━━━ SUPPLIED RECORDS ━━━

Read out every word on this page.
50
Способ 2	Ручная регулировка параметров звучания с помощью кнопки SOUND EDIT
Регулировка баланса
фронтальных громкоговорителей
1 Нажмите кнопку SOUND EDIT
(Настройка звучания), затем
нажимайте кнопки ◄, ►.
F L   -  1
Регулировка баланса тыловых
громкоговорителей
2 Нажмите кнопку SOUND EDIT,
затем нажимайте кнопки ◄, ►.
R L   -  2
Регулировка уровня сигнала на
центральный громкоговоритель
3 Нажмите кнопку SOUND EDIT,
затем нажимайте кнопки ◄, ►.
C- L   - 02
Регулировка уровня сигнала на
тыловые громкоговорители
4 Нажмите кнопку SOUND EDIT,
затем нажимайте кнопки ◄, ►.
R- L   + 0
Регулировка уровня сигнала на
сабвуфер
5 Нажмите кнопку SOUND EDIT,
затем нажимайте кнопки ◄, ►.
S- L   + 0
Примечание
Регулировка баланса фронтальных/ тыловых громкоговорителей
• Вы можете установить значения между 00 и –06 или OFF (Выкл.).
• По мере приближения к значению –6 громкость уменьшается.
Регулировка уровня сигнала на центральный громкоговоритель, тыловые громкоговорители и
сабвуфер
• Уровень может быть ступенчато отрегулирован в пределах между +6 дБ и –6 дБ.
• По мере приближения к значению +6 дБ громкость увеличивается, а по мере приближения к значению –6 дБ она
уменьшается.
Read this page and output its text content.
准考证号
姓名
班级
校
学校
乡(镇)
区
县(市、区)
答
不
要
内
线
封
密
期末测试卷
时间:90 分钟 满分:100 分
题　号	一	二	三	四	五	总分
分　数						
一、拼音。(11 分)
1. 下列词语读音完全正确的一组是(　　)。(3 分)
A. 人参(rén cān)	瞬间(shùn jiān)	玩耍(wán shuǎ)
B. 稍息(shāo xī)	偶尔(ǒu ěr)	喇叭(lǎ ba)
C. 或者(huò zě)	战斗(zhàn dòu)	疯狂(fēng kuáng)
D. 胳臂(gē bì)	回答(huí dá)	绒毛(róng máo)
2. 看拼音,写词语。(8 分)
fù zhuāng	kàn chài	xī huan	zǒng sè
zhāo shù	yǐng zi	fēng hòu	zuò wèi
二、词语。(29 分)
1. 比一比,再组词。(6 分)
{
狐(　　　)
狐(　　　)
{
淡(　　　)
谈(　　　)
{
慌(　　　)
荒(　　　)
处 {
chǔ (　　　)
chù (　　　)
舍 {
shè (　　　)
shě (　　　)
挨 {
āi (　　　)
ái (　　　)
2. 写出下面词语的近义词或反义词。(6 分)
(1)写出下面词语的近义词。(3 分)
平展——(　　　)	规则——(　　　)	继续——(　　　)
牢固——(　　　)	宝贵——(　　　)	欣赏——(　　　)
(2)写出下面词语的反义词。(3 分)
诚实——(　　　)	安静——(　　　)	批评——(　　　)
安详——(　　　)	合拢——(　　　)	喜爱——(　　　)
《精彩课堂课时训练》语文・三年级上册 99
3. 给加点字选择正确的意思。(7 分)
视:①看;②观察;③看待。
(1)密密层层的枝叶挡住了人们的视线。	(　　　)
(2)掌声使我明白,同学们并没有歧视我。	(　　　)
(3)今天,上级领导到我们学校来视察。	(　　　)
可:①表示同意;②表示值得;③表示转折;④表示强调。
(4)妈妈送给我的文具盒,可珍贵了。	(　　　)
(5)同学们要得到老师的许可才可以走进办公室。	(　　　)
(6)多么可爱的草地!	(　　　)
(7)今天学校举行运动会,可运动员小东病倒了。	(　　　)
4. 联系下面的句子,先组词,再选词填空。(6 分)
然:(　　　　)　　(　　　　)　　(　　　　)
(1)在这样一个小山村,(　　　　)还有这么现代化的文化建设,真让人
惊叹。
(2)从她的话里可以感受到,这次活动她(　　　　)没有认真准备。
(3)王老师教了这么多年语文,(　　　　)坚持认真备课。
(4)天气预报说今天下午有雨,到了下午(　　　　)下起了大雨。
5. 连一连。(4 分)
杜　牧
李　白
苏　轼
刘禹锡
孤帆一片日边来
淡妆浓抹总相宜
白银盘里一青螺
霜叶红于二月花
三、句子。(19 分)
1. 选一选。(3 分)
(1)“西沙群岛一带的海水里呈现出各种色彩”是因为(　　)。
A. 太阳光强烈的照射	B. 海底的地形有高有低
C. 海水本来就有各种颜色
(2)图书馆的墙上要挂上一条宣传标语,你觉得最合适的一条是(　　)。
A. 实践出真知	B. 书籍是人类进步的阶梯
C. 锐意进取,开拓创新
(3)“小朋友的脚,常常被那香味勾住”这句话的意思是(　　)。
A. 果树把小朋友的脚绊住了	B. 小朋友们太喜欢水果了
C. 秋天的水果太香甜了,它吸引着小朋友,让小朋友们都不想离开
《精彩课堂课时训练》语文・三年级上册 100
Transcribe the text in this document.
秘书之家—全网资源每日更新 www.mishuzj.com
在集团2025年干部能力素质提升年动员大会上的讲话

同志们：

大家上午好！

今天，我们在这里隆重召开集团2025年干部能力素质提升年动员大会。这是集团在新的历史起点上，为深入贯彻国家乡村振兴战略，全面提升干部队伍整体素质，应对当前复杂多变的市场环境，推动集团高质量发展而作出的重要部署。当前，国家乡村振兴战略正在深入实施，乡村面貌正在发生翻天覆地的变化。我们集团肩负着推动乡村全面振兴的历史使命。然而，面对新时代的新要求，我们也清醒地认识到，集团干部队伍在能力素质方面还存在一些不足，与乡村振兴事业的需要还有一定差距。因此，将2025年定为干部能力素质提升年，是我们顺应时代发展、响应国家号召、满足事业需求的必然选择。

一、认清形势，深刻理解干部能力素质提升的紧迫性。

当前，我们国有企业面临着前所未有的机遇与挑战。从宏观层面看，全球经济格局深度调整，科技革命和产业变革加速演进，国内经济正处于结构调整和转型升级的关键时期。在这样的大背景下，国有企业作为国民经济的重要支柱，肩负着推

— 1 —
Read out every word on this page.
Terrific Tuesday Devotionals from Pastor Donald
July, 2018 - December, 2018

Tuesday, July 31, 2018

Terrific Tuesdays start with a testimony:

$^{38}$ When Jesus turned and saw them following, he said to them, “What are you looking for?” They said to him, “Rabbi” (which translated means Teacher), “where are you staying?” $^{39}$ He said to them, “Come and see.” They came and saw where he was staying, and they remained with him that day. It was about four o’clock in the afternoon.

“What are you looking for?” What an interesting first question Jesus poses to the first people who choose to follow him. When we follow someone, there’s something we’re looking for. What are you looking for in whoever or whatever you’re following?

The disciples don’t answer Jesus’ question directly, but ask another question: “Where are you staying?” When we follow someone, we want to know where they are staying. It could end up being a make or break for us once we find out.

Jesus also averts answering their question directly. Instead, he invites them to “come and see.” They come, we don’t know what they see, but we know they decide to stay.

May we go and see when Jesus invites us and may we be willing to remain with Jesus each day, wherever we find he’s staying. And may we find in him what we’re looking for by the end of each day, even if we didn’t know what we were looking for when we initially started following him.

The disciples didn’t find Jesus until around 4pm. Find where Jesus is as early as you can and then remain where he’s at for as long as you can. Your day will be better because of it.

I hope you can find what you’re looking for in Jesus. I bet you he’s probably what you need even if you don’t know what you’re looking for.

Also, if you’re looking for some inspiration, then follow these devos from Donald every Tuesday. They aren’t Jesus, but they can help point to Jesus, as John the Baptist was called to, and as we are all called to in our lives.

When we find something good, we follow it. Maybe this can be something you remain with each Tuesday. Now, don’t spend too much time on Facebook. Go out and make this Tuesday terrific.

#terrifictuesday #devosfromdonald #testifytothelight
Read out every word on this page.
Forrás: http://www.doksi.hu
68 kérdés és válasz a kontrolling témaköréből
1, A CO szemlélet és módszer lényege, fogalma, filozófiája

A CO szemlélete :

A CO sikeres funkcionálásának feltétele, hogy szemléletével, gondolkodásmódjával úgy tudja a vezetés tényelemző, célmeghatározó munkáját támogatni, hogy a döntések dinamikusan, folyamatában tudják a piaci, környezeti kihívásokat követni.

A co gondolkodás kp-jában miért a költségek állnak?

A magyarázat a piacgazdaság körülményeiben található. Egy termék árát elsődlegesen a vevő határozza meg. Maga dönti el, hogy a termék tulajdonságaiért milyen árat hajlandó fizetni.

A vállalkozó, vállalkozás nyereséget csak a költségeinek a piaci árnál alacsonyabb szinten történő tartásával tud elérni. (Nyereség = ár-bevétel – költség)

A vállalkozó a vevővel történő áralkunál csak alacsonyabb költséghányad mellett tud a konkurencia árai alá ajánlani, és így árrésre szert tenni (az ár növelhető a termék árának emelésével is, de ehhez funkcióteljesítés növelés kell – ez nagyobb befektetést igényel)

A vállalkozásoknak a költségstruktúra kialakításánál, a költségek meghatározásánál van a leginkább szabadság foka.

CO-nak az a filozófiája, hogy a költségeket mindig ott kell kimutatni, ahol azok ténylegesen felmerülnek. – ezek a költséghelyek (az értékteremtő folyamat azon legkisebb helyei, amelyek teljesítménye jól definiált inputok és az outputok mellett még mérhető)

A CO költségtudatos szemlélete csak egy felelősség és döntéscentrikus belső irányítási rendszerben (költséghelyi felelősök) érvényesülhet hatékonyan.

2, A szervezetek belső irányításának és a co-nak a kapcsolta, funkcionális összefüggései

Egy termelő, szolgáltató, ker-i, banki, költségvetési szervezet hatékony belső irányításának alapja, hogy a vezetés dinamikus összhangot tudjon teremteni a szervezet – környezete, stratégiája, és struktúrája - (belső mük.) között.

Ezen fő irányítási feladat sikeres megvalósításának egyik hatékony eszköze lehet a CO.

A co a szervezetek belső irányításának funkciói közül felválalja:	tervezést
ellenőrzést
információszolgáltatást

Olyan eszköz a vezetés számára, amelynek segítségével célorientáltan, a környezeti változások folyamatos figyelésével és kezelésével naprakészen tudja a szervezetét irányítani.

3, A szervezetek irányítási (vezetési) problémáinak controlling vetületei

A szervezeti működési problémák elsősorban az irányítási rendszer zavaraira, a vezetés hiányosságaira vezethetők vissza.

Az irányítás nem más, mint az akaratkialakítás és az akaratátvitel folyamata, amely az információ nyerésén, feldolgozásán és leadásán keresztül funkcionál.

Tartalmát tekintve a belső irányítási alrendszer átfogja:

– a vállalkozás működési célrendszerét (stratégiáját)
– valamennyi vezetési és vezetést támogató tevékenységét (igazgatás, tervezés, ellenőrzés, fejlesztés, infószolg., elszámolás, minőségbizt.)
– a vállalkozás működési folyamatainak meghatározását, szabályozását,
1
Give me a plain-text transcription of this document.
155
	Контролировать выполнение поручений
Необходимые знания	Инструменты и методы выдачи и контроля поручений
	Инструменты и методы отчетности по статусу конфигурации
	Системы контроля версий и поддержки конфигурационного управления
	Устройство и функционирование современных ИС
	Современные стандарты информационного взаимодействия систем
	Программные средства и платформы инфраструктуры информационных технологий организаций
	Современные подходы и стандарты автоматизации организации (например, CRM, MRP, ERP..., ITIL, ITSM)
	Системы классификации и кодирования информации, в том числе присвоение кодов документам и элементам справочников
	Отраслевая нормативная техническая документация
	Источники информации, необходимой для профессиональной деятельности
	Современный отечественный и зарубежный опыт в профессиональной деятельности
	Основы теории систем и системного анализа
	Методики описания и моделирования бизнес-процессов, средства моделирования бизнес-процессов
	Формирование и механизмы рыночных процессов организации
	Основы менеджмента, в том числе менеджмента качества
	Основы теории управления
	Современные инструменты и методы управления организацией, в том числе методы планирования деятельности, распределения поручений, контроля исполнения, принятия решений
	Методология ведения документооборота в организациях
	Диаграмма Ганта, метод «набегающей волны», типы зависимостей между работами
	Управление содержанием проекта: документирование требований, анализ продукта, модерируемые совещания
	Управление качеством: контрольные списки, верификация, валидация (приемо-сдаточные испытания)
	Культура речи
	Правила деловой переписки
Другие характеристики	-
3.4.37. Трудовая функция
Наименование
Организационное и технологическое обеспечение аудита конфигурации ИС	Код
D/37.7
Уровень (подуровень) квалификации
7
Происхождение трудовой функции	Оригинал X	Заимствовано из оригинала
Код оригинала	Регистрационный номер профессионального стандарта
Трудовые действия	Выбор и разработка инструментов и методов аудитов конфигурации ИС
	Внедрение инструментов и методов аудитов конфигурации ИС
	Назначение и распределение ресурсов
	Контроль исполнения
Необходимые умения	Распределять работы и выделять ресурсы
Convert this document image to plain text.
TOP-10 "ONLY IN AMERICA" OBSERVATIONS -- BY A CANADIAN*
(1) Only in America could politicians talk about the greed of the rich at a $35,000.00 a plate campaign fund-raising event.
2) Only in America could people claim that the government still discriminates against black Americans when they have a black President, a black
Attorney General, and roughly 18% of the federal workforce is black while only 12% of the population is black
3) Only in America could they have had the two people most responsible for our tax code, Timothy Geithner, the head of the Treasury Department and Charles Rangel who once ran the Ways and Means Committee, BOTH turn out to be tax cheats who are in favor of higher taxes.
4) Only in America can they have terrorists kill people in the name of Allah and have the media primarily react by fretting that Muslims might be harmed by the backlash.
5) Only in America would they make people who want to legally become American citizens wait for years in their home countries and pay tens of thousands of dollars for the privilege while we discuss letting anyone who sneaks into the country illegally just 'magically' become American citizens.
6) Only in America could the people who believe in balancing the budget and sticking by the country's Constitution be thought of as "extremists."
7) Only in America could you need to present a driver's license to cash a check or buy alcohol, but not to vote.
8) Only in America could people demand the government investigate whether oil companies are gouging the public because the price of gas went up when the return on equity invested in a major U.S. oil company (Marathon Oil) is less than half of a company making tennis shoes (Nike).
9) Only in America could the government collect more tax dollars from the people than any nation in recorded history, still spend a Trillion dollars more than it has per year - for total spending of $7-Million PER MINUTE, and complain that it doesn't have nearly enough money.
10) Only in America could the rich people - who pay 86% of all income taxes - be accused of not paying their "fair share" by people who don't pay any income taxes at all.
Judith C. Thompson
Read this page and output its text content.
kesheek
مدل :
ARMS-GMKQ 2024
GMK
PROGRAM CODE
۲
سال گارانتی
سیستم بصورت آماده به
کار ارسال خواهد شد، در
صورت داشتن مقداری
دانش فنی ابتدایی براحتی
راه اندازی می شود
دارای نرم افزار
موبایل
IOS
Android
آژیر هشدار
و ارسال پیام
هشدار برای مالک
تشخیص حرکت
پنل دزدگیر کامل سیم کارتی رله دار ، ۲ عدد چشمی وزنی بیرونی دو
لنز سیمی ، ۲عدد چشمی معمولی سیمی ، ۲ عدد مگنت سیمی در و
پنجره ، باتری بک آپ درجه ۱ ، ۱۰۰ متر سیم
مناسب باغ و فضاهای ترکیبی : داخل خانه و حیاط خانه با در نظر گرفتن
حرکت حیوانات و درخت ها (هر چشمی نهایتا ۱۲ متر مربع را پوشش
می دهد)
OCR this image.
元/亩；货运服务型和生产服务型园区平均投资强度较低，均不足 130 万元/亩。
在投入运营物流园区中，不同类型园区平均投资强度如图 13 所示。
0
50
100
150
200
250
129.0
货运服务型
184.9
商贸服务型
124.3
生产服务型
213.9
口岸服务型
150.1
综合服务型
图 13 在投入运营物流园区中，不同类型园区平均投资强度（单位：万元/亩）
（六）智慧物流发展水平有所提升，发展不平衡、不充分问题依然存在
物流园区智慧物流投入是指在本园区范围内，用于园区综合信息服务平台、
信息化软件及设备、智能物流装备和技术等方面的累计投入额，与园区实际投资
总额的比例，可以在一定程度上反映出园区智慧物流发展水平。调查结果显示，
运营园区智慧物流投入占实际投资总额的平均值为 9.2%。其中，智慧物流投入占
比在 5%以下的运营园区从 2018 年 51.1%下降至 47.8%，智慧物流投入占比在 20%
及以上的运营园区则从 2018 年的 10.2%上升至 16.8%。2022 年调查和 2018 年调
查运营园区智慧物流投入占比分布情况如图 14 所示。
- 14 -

━━━

> [THE TASK]
How many lines of these entries hold the string "irányításának"? Answer with the number alone.

> [THE SOLUTION]
3